EXERCISE GOAL: Extract the data exactly, missing nothing.

PROVIDED RECORDS:
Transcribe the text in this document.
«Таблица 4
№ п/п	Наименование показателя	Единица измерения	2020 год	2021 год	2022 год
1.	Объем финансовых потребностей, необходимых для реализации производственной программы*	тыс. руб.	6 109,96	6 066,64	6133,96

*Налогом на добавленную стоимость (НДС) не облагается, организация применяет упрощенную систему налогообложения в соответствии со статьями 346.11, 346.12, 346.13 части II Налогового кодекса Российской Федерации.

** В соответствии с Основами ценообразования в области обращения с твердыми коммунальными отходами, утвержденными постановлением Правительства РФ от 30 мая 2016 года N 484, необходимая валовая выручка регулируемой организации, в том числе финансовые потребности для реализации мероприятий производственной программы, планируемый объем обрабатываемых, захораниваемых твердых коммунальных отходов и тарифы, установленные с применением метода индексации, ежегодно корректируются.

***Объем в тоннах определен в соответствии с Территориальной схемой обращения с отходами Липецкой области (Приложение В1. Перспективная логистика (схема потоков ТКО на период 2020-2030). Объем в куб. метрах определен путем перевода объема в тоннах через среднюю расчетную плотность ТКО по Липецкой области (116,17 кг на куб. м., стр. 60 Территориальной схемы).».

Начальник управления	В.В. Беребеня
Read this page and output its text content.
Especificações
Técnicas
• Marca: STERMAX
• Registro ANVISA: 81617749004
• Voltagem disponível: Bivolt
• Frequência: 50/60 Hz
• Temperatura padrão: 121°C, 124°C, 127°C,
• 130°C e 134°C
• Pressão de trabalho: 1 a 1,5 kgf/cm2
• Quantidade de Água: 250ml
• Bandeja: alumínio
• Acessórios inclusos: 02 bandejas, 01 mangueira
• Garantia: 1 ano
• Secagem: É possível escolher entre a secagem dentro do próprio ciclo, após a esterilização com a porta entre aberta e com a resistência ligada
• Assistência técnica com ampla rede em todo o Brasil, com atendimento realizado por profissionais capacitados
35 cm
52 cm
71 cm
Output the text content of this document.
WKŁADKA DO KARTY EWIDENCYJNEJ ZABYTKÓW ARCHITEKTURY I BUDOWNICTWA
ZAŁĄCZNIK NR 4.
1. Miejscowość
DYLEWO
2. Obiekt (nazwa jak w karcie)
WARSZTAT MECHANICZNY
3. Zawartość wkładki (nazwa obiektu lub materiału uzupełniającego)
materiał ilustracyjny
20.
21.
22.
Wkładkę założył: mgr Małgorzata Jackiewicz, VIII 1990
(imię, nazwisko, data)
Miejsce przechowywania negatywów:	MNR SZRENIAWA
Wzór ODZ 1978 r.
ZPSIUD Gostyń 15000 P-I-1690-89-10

TASK SOLUTION:
Transcribe the text in this document.
«Таблица 4
№ п/п	Наименование показателя	Единица измерения	2020 год	2021 год	2022 год
1.	Объем финансовых потребностей, необходимых для реализации производственной программы*	тыс. руб.	6 109,96	6 066,64	6133,96

*Налогом на добавленную стоимость (НДС) не облагается, организация применяет упрощенную систему налогообложения в соответствии со статьями 346.11, 346.12, 346.13 части II Налогового кодекса Российской Федерации.

** В соответствии с Основами ценообразования в области обращения с твердыми коммунальными отходами, утвержденными постановлением Правительства РФ от 30 мая 2016 года N 484, необходимая валовая выручка регулируемой организации, в том числе финансовые потребности для реализации мероприятий производственной программы, планируемый объем обрабатываемых, захораниваемых твердых коммунальных отходов и тарифы, установленные с применением метода индексации, ежегодно корректируются.

***Объем в тоннах определен в соответствии с Территориальной схемой обращения с отходами Липецкой области (Приложение В1. Перспективная логистика (схема потоков ТКО на период 2020-2030). Объем в куб. метрах определен путем перевода объема в тоннах через среднюю расчетную плотность ТКО по Липецкой области (116,17 кг на куб. м., стр. 60 Территориальной схемы).».

Начальник управления	В.В. Беребеня
Read this page and output its text content.
Especificações
Técnicas
• Marca: STERMAX
• Registro ANVISA: 81617749004
• Voltagem disponível: Bivolt
• Frequência: 50/60 Hz
• Temperatura padrão: 121°C, 124°C, 127°C,
• 130°C e 134°C
• Pressão de trabalho: 1 a 1,5 kgf/cm2
• Quantidade de Água: 250ml
• Bandeja: alumínio
• Acessórios inclusos: 02 bandejas, 01 mangueira
• Garantia: 1 ano
• Secagem: É possível escolher entre a secagem dentro do próprio ciclo, após a esterilização com a porta entre aberta e com a resistência ligada
• Assistência técnica com ampla rede em todo o Brasil, com atendimento realizado por profissionais capacitados
35 cm
52 cm
71 cm
Output the text content of this document.
WKŁADKA DO KARTY EWIDENCYJNEJ ZABYTKÓW ARCHITEKTURY I BUDOWNICTWA
ZAŁĄCZNIK NR 4.
1. Miejscowość
DYLEWO
2. Obiekt (nazwa jak w karcie)
WARSZTAT MECHANICZNY
3. Zawartość wkładki (nazwa obiektu lub materiału uzupełniającego)
materiał ilustracyjny
20.
21.
22.
Wkładkę założył: mgr Małgorzata Jackiewicz, VIII 1990
(imię, nazwisko, data)
Miejsce przechowywania negatywów:	MNR SZRENIAWA
Wzór ODZ 1978 r.
ZPSIUD Gostyń 15000 P-I-1690-89-10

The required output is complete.